» **STATED EXERCISE**:
Each line below is to be written out in full, exactly as shown.
──────── AVAILABLE DATA ────────
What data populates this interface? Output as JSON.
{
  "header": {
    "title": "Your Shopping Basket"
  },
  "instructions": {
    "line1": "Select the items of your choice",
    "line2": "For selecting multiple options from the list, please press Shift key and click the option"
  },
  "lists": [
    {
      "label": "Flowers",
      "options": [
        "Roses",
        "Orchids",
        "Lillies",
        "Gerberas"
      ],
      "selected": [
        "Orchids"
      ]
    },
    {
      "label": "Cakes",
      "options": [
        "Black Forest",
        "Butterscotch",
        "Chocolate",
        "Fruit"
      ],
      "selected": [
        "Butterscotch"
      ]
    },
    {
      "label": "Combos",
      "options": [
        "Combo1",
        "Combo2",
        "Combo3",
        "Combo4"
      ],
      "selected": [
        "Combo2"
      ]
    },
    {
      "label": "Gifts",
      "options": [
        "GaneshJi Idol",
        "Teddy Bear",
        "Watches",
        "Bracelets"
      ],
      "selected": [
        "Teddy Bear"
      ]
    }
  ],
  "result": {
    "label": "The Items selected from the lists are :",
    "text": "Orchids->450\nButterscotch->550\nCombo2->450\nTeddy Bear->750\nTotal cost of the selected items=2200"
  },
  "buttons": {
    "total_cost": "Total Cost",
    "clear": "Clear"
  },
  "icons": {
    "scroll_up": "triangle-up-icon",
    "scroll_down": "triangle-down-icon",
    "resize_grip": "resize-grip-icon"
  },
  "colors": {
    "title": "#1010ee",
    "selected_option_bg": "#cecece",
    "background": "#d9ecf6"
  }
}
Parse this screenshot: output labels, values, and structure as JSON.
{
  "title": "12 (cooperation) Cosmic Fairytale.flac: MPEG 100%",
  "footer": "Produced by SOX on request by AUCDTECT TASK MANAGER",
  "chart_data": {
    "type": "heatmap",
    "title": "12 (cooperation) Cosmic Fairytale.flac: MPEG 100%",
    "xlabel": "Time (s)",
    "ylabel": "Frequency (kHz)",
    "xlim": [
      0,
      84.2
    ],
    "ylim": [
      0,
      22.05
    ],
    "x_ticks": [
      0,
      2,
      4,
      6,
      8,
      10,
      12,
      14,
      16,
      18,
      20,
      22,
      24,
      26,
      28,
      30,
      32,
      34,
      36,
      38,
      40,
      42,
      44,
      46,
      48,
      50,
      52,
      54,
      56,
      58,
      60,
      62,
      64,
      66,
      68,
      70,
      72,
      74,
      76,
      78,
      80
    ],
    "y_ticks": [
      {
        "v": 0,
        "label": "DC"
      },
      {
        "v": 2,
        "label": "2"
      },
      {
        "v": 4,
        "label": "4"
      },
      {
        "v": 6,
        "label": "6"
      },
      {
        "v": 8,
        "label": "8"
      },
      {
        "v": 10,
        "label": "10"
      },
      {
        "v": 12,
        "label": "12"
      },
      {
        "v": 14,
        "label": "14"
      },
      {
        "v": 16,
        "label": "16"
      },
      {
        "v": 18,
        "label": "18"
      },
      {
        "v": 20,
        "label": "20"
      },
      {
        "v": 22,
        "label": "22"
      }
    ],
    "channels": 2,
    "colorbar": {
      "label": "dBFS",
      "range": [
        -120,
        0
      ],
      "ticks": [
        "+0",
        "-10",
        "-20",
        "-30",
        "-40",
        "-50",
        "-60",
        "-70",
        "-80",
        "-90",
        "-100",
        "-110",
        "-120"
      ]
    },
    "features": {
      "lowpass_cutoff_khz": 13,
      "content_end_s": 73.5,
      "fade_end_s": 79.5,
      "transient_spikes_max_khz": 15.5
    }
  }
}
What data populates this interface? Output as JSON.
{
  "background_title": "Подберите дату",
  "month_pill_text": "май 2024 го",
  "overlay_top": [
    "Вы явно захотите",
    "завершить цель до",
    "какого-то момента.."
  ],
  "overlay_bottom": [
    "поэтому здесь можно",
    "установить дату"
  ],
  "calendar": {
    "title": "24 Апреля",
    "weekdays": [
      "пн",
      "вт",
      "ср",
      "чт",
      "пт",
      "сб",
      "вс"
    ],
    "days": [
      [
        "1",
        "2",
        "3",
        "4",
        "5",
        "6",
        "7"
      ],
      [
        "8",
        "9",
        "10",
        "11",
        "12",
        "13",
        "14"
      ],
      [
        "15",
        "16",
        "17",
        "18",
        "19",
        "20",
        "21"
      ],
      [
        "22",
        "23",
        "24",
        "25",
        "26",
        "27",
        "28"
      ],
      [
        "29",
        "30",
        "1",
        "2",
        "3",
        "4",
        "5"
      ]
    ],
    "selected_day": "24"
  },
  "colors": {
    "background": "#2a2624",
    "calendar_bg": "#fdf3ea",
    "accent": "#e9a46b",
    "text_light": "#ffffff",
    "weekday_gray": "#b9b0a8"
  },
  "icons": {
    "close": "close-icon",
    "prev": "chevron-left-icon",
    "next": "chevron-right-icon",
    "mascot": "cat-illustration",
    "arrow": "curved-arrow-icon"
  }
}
────────
» **IN RESPONSE**:
What data populates this interface? Output as JSON.
{
  "header": {
    "title": "Your Shopping Basket"
  },
  "instructions": {
    "line1": "Select the items of your choice",
    "line2": "For selecting multiple options from the list, please press Shift key and click the option"
  },
  "lists": [
    {
      "label": "Flowers",
      "options": [
        "Roses",
        "Orchids",
        "Lillies",
        "Gerberas"
      ],
      "selected": [
        "Orchids"
      ]
    },
    {
      "label": "Cakes",
      "options": [
        "Black Forest",
        "Butterscotch",
        "Chocolate",
        "Fruit"
      ],
      "selected": [
        "Butterscotch"
      ]
    },
    {
      "label": "Combos",
      "options": [
        "Combo1",
        "Combo2",
        "Combo3",
        "Combo4"
      ],
      "selected": [
        "Combo2"
      ]
    },
    {
      "label": "Gifts",
      "options": [
        "GaneshJi Idol",
        "Teddy Bear",
        "Watches",
        "Bracelets"
      ],
      "selected": [
        "Teddy Bear"
      ]
    }
  ],
  "result": {
    "label": "The Items selected from the lists are :",
    "text": "Orchids->450\nButterscotch->550\nCombo2->450\nTeddy Bear->750\nTotal cost of the selected items=2200"
  },
  "buttons": {
    "total_cost": "Total Cost",
    "clear": "Clear"
  },
  "icons": {
    "scroll_up": "triangle-up-icon",
    "scroll_down": "triangle-down-icon",
    "resize_grip": "resize-grip-icon"
  },
  "colors": {
    "title": "#1010ee",
    "selected_option_bg": "#cecece",
    "background": "#d9ecf6"
  }
}
Parse this screenshot: output labels, values, and structure as JSON.
{
  "title": "12 (cooperation) Cosmic Fairytale.flac: MPEG 100%",
  "footer": "Produced by SOX on request by AUCDTECT TASK MANAGER",
  "chart_data": {
    "type": "heatmap",
    "title": "12 (cooperation) Cosmic Fairytale.flac: MPEG 100%",
    "xlabel": "Time (s)",
    "ylabel": "Frequency (kHz)",
    "xlim": [
      0,
      84.2
    ],
    "ylim": [
      0,
      22.05
    ],
    "x_ticks": [
      0,
      2,
      4,
      6,
      8,
      10,
      12,
      14,
      16,
      18,
      20,
      22,
      24,
      26,
      28,
      30,
      32,
      34,
      36,
      38,
      40,
      42,
      44,
      46,
      48,
      50,
      52,
      54,
      56,
      58,
      60,
      62,
      64,
      66,
      68,
      70,
      72,
      74,
      76,
      78,
      80
    ],
    "y_ticks": [
      {
        "v": 0,
        "label": "DC"
      },
      {
        "v": 2,
        "label": "2"
      },
      {
        "v": 4,
        "label": "4"
      },
      {
        "v": 6,
        "label": "6"
      },
      {
        "v": 8,
        "label": "8"
      },
      {
        "v": 10,
        "label": "10"
      },
      {
        "v": 12,
        "label": "12"
      },
      {
        "v": 14,
        "label": "14"
      },
      {
        "v": 16,
        "label": "16"
      },
      {
        "v": 18,
        "label": "18"
      },
      {
        "v": 20,
        "label": "20"
      },
      {
        "v": 22,
        "label": "22"
      }
    ],
    "channels": 2,
    "colorbar": {
      "label": "dBFS",
      "range": [
        -120,
        0
      ],
      "ticks": [
        "+0",
        "-10",
        "-20",
        "-30",
        "-40",
        "-50",
        "-60",
        "-70",
        "-80",
        "-90",
        "-100",
        "-110",
        "-120"
      ]
    },
    "features": {
      "lowpass_cutoff_khz": 13,
      "content_end_s": 73.5,
      "fade_end_s": 79.5,
      "transient_spikes_max_khz": 15.5
    }
  }
}
What data populates this interface? Output as JSON.
{
  "background_title": "Подберите дату",
  "month_pill_text": "май 2024 го",
  "overlay_top": [
    "Вы явно захотите",
    "завершить цель до",
    "какого-то момента.."
  ],
  "overlay_bottom": [
    "поэтому здесь можно",
    "установить дату"
  ],
  "calendar": {
    "title": "24 Апреля",
    "weekdays": [
      "пн",
      "вт",
      "ср",
      "чт",
      "пт",
      "сб",
      "вс"
    ],
    "days": [
      [
        "1",
        "2",
        "3",
        "4",
        "5",
        "6",
        "7"
      ],
      [
        "8",
        "9",
        "10",
        "11",
        "12",
        "13",
        "14"
      ],
      [
        "15",
        "16",
        "17",
        "18",
        "19",
        "20",
        "21"
      ],
      [
        "22",
        "23",
        "24",
        "25",
        "26",
        "27",
        "28"
      ],
      [
        "29",
        "30",
        "1",
        "2",
        "3",
        "4",
        "5"
      ]
    ],
    "selected_day": "24"
  },
  "colors": {
    "background": "#2a2624",
    "calendar_bg": "#fdf3ea",
    "accent": "#e9a46b",
    "text_light": "#ffffff",
    "weekday_gray": "#b9b0a8"
  },
  "icons": {
    "close": "close-icon",
    "prev": "chevron-left-icon",
    "next": "chevron-right-icon",
    "mascot": "cat-illustration",
    "arrow": "curved-arrow-icon"
  }
}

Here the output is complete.